# Start of Material

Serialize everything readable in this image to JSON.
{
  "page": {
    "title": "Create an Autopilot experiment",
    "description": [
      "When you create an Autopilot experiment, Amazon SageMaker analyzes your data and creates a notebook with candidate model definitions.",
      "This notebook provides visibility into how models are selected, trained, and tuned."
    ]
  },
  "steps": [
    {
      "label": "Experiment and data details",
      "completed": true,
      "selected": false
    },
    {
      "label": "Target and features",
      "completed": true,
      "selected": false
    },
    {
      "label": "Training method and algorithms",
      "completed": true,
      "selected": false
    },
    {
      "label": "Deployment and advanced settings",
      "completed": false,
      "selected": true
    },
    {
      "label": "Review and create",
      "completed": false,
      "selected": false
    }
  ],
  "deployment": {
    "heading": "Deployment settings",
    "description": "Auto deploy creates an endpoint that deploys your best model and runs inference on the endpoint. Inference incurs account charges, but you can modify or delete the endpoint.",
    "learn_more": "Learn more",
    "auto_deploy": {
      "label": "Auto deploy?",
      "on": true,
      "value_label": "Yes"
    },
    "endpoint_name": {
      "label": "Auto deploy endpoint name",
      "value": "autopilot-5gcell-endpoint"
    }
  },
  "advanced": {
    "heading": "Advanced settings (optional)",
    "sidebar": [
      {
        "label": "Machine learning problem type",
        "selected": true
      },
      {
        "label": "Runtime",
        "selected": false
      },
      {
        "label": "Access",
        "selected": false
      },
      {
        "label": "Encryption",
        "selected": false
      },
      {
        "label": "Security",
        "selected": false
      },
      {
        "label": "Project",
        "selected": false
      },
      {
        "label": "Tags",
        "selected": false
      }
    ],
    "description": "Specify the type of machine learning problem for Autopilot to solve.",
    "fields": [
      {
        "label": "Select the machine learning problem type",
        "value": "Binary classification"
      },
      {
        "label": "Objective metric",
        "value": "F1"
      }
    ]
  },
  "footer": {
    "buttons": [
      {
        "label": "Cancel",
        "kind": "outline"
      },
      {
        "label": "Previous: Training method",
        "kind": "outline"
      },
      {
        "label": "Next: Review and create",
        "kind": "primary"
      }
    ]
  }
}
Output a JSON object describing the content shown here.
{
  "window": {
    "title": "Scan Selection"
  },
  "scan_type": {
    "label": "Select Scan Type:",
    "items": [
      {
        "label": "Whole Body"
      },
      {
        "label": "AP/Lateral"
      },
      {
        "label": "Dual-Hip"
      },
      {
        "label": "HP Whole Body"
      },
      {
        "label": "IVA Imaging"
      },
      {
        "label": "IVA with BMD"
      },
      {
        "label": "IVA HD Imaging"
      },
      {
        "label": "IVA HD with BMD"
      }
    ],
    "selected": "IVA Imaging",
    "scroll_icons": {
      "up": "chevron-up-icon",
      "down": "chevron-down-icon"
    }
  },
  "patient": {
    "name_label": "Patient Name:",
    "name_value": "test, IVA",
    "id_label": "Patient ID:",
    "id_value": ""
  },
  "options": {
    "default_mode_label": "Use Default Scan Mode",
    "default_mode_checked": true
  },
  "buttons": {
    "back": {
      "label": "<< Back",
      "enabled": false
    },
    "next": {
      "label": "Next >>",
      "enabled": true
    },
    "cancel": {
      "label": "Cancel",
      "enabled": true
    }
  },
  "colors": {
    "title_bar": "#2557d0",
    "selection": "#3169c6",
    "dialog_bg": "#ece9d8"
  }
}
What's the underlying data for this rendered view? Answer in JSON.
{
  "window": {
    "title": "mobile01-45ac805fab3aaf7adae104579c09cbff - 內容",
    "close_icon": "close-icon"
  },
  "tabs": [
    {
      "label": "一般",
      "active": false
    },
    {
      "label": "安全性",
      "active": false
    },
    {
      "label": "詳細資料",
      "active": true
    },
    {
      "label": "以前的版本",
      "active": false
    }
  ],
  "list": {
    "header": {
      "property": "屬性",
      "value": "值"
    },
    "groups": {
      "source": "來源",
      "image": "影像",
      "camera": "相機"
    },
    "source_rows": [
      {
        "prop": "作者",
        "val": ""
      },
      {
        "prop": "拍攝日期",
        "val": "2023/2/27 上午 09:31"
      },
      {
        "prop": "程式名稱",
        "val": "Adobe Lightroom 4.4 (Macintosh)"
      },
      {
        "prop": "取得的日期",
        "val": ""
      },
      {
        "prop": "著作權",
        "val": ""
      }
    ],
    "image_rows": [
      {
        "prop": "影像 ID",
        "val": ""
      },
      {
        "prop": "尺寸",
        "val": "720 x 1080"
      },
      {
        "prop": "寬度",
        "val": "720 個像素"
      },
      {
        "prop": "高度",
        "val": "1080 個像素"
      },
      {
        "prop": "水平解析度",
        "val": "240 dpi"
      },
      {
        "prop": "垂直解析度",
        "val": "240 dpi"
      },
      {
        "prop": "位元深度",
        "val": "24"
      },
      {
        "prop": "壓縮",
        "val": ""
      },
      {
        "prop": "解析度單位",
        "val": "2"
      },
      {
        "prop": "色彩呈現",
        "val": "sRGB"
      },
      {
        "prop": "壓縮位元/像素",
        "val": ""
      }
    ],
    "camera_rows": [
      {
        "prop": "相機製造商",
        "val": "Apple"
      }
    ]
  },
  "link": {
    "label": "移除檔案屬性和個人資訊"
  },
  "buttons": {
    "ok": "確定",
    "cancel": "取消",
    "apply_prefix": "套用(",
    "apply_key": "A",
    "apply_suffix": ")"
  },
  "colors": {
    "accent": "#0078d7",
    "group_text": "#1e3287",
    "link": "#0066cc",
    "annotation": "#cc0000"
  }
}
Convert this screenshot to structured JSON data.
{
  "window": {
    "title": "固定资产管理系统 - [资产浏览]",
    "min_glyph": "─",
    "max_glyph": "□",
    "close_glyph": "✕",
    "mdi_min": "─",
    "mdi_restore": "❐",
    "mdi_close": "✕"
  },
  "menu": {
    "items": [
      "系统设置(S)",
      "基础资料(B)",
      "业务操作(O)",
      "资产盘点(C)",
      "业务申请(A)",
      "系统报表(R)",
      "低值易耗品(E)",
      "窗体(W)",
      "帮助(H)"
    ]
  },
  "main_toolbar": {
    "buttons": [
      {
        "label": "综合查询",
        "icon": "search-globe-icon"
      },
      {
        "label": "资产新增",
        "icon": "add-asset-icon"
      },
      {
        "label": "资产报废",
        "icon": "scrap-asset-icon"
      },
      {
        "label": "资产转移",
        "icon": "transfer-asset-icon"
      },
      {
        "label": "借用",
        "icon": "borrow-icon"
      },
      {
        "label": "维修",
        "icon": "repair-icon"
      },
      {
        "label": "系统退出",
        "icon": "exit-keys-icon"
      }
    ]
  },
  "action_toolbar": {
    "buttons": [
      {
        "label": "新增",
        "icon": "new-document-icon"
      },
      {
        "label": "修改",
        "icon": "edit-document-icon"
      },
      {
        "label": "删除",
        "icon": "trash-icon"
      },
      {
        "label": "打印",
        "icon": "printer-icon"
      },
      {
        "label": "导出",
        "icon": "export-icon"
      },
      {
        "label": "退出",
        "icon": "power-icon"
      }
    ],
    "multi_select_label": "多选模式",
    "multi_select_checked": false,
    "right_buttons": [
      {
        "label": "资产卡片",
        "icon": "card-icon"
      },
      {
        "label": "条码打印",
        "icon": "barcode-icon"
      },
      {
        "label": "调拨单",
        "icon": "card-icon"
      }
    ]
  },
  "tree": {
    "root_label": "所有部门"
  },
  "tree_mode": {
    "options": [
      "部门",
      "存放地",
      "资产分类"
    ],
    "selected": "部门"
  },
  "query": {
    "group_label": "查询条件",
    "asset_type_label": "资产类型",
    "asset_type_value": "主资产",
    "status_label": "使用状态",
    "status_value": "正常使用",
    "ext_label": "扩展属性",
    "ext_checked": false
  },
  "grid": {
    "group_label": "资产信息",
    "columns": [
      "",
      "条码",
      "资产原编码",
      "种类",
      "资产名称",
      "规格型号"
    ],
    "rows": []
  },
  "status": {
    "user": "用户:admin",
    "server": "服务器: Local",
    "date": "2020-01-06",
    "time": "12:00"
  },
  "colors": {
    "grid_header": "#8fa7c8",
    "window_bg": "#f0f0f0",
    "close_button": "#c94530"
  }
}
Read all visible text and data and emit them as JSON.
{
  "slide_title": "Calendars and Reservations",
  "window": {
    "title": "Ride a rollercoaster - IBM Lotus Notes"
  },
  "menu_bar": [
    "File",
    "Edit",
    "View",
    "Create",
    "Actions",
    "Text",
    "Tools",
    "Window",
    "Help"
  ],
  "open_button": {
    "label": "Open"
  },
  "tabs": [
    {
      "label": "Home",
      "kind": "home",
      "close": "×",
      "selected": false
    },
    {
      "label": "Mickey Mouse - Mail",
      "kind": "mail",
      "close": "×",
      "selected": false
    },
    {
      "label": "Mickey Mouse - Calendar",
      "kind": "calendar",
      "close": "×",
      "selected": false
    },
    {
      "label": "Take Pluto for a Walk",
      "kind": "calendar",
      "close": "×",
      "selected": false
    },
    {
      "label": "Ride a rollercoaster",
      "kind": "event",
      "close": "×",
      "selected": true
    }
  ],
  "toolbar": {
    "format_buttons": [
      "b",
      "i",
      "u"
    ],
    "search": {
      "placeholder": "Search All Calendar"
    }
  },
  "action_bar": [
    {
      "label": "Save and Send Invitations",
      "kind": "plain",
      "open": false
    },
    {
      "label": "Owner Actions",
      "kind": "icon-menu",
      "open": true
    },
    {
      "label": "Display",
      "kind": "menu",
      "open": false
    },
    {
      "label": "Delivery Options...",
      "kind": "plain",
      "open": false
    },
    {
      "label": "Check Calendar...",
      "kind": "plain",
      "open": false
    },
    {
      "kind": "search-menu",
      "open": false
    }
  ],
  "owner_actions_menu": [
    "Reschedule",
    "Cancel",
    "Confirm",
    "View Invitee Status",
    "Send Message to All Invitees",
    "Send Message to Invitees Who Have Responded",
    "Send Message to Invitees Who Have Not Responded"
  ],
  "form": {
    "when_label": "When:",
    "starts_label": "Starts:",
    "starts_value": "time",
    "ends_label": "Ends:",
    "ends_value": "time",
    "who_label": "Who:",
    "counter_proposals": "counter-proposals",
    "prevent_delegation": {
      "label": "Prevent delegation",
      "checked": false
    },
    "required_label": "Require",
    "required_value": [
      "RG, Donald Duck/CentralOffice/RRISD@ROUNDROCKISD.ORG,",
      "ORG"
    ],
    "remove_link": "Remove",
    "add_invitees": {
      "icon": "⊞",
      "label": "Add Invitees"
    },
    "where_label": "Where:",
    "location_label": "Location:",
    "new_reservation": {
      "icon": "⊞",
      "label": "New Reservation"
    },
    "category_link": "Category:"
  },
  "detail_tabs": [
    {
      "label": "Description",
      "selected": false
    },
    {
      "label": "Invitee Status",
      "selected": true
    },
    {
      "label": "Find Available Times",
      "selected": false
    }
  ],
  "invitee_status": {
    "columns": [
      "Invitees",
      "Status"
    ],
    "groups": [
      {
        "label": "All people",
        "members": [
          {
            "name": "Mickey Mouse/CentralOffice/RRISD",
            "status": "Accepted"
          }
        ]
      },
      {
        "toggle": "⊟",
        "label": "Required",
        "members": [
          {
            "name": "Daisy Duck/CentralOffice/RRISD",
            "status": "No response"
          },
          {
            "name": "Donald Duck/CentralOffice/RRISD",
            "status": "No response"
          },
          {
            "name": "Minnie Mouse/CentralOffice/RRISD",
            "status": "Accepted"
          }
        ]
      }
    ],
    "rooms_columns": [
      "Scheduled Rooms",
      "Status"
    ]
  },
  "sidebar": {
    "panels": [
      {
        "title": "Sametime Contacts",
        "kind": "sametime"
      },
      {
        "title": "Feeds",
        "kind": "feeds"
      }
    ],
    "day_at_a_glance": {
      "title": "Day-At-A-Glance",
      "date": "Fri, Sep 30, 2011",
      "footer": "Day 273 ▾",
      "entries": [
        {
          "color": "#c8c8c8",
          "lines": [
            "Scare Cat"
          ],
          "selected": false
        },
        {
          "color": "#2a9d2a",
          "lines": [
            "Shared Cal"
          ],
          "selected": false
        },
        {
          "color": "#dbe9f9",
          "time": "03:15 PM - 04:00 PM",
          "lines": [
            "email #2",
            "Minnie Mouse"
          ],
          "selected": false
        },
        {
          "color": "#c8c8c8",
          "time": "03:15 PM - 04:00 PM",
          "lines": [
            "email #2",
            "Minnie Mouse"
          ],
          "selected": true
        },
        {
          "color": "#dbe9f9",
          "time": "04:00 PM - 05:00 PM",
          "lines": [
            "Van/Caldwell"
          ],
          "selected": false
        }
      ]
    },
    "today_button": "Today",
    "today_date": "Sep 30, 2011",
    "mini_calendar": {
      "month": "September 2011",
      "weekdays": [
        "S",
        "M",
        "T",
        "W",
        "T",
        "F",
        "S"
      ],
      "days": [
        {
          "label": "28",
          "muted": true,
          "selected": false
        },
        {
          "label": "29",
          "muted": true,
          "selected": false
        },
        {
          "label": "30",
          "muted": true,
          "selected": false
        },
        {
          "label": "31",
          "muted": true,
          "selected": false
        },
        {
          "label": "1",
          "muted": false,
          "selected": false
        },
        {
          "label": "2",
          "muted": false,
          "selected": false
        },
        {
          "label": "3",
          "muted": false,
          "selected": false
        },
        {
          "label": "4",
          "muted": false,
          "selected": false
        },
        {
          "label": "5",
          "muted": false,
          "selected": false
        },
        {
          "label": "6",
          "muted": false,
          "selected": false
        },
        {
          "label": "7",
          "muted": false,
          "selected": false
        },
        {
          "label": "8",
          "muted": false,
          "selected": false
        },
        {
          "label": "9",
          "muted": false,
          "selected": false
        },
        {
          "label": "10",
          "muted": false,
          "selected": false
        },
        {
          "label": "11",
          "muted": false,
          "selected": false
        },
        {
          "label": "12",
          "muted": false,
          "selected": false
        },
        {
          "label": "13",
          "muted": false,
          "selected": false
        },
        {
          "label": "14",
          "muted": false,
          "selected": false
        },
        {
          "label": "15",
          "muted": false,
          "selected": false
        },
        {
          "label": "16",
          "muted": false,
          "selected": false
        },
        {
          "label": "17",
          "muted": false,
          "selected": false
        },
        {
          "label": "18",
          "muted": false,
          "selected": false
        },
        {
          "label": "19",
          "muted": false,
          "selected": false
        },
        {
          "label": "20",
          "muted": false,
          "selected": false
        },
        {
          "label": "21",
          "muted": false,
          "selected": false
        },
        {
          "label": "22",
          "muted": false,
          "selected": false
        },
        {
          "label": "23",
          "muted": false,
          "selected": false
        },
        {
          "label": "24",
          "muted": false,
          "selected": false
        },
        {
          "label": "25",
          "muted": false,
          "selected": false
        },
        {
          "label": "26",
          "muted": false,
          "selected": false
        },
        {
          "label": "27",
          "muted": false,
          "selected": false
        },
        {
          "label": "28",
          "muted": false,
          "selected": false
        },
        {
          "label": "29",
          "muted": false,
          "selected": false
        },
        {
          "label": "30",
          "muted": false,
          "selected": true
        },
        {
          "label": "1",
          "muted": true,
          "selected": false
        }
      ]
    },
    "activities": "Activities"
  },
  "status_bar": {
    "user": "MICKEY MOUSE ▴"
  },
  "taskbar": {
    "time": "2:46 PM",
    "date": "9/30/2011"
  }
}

# End of Material

* Objective
Extract every line above that contains the word "notebook".

* Result of this exercise
      "When you create an Autopilot experiment, Amazon SageMaker analyzes your data and creates a notebook with candidate model definitions.",
      "This notebook provides visibility into how models are selected, trained, and tuned."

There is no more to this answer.